- Set exercise -
Transcribe the records that follow, preserving every word.

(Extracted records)

• • • • • • •

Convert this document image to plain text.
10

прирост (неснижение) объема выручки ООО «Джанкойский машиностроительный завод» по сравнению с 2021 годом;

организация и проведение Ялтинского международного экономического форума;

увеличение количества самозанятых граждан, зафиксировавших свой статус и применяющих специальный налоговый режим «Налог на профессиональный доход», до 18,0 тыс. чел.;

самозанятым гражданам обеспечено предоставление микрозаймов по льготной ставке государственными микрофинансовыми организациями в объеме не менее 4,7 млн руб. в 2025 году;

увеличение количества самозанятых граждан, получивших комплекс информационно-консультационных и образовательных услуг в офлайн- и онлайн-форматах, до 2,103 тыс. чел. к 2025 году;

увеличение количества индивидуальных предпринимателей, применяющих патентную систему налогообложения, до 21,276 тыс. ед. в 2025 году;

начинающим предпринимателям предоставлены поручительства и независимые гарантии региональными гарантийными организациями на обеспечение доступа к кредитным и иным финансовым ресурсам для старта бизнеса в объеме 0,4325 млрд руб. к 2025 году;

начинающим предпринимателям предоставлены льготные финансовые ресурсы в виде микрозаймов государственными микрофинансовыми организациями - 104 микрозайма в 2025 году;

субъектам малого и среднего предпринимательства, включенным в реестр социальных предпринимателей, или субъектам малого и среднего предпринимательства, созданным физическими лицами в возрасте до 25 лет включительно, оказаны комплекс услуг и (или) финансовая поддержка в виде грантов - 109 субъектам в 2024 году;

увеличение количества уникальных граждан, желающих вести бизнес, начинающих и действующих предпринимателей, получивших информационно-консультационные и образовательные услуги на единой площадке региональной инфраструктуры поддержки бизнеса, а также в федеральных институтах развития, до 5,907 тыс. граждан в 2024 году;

• • • • • • •

- Written answer -
Convert this document image to plain text.
10

прирост (неснижение) объема выручки ООО «Джанкойский машиностроительный завод» по сравнению с 2021 годом;

организация и проведение Ялтинского международного экономического форума;

увеличение количества самозанятых граждан, зафиксировавших свой статус и применяющих специальный налоговый режим «Налог на профессиональный доход», до 18,0 тыс. чел.;

самозанятым гражданам обеспечено предоставление микрозаймов по льготной ставке государственными микрофинансовыми организациями в объеме не менее 4,7 млн руб. в 2025 году;

увеличение количества самозанятых граждан, получивших комплекс информационно-консультационных и образовательных услуг в офлайн- и онлайн-форматах, до 2,103 тыс. чел. к 2025 году;

увеличение количества индивидуальных предпринимателей, применяющих патентную систему налогообложения, до 21,276 тыс. ед. в 2025 году;

начинающим предпринимателям предоставлены поручительства и независимые гарантии региональными гарантийными организациями на обеспечение доступа к кредитным и иным финансовым ресурсам для старта бизнеса в объеме 0,4325 млрд руб. к 2025 году;

начинающим предпринимателям предоставлены льготные финансовые ресурсы в виде микрозаймов государственными микрофинансовыми организациями - 104 микрозайма в 2025 году;

субъектам малого и среднего предпринимательства, включенным в реестр социальных предпринимателей, или субъектам малого и среднего предпринимательства, созданным физическими лицами в возрасте до 25 лет включительно, оказаны комплекс услуг и (или) финансовая поддержка в виде грантов - 109 субъектам в 2024 году;

увеличение количества уникальных граждан, желающих вести бизнес, начинающих и действующих предпринимателей, получивших информационно-консультационные и образовательные услуги на единой площадке региональной инфраструктуры поддержки бизнеса, а также в федеральных институтах развития, до 5,907 тыс. граждан в 2024 году;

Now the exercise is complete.